**Exercise directions**.
Reproduce the listing below without any change.

**Data in this exercise**.
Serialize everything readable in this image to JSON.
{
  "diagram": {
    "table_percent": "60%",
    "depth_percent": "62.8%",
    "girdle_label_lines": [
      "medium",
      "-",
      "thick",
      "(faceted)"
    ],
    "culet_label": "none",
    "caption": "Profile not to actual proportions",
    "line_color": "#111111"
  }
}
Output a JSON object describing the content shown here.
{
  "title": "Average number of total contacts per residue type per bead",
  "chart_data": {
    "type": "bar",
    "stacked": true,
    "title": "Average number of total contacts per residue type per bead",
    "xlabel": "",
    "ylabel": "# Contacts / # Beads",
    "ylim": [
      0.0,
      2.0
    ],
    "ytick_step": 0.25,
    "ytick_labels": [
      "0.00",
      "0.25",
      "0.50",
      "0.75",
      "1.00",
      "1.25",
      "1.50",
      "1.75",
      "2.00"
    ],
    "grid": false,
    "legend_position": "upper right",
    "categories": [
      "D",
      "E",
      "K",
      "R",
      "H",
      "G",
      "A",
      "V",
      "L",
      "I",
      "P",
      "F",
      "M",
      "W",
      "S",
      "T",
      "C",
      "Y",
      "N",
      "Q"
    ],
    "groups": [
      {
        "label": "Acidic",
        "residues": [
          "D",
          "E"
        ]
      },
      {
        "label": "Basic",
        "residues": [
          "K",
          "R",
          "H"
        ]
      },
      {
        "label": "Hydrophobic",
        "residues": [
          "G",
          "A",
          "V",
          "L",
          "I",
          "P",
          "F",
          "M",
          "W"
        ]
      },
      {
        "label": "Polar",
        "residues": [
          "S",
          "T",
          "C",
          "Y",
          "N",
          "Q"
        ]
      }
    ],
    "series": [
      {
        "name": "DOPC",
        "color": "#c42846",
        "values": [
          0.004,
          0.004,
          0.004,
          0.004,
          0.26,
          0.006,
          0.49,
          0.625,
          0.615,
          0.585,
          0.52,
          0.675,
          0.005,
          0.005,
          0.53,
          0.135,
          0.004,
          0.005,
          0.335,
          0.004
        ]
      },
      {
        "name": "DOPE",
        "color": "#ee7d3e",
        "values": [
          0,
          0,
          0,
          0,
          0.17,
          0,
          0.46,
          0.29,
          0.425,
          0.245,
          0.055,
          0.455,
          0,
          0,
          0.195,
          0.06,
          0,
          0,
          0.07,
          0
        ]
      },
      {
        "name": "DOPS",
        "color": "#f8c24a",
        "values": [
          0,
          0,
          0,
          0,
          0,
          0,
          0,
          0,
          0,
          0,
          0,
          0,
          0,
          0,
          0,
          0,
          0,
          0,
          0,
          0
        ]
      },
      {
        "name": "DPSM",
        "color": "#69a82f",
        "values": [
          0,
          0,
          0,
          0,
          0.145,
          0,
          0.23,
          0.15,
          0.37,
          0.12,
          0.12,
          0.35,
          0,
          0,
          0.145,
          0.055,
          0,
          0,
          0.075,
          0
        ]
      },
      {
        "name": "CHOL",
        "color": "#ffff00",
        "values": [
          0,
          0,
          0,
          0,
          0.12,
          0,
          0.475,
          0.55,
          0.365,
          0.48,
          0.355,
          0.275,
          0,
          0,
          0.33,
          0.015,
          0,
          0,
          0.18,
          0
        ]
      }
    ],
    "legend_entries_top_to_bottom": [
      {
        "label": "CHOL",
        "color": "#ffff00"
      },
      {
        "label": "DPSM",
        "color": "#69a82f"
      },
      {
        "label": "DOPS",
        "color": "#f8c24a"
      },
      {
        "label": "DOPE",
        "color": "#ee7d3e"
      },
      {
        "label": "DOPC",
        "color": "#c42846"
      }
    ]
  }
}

**Solution for this task**.
Serialize everything readable in this image to JSON.
{
  "diagram": {
    "table_percent": "60%",
    "depth_percent": "62.8%",
    "girdle_label_lines": [
      "medium",
      "-",
      "thick",
      "(faceted)"
    ],
    "culet_label": "none",
    "caption": "Profile not to actual proportions",
    "line_color": "#111111"
  }
}
Output a JSON object describing the content shown here.
{
  "title": "Average number of total contacts per residue type per bead",
  "chart_data": {
    "type": "bar",
    "stacked": true,
    "title": "Average number of total contacts per residue type per bead",
    "xlabel": "",
    "ylabel": "# Contacts / # Beads",
    "ylim": [
      0.0,
      2.0
    ],
    "ytick_step": 0.25,
    "ytick_labels": [
      "0.00",
      "0.25",
      "0.50",
      "0.75",
      "1.00",
      "1.25",
      "1.50",
      "1.75",
      "2.00"
    ],
    "grid": false,
    "legend_position": "upper right",
    "categories": [
      "D",
      "E",
      "K",
      "R",
      "H",
      "G",
      "A",
      "V",
      "L",
      "I",
      "P",
      "F",
      "M",
      "W",
      "S",
      "T",
      "C",
      "Y",
      "N",
      "Q"
    ],
    "groups": [
      {
        "label": "Acidic",
        "residues": [
          "D",
          "E"
        ]
      },
      {
        "label": "Basic",
        "residues": [
          "K",
          "R",
          "H"
        ]
      },
      {
        "label": "Hydrophobic",
        "residues": [
          "G",
          "A",
          "V",
          "L",
          "I",
          "P",
          "F",
          "M",
          "W"
        ]
      },
      {
        "label": "Polar",
        "residues": [
          "S",
          "T",
          "C",
          "Y",
          "N",
          "Q"
        ]
      }
    ],
    "series": [
      {
        "name": "DOPC",
        "color": "#c42846",
        "values": [
          0.004,
          0.004,
          0.004,
          0.004,
          0.26,
          0.006,
          0.49,
          0.625,
          0.615,
          0.585,
          0.52,
          0.675,
          0.005,
          0.005,
          0.53,
          0.135,
          0.004,
          0.005,
          0.335,
          0.004
        ]
      },
      {
        "name": "DOPE",
        "color": "#ee7d3e",
        "values": [
          0,
          0,
          0,
          0,
          0.17,
          0,
          0.46,
          0.29,
          0.425,
          0.245,
          0.055,
          0.455,
          0,
          0,
          0.195,
          0.06,
          0,
          0,
          0.07,
          0
        ]
      },
      {
        "name": "DOPS",
        "color": "#f8c24a",
        "values": [
          0,
          0,
          0,
          0,
          0,
          0,
          0,
          0,
          0,
          0,
          0,
          0,
          0,
          0,
          0,
          0,
          0,
          0,
          0,
          0
        ]
      },
      {
        "name": "DPSM",
        "color": "#69a82f",
        "values": [
          0,
          0,
          0,
          0,
          0.145,
          0,
          0.23,
          0.15,
          0.37,
          0.12,
          0.12,
          0.35,
          0,
          0,
          0.145,
          0.055,
          0,
          0,
          0.075,
          0
        ]
      },
      {
        "name": "CHOL",
        "color": "#ffff00",
        "values": [
          0,
          0,
          0,
          0,
          0.12,
          0,
          0.475,
          0.55,
          0.365,
          0.48,
          0.355,
          0.275,
          0,
          0,
          0.33,
          0.015,
          0,
          0,
          0.18,
          0
        ]
      }
    ],
    "legend_entries_top_to_bottom": [
      {
        "label": "CHOL",
        "color": "#ffff00"
      },
      {
        "label": "DPSM",
        "color": "#69a82f"
      },
      {
        "label": "DOPS",
        "color": "#f8c24a"
      },
      {
        "label": "DOPE",
        "color": "#ee7d3e"
      },
      {
        "label": "DOPC",
        "color": "#c42846"
      }
    ]
  }
}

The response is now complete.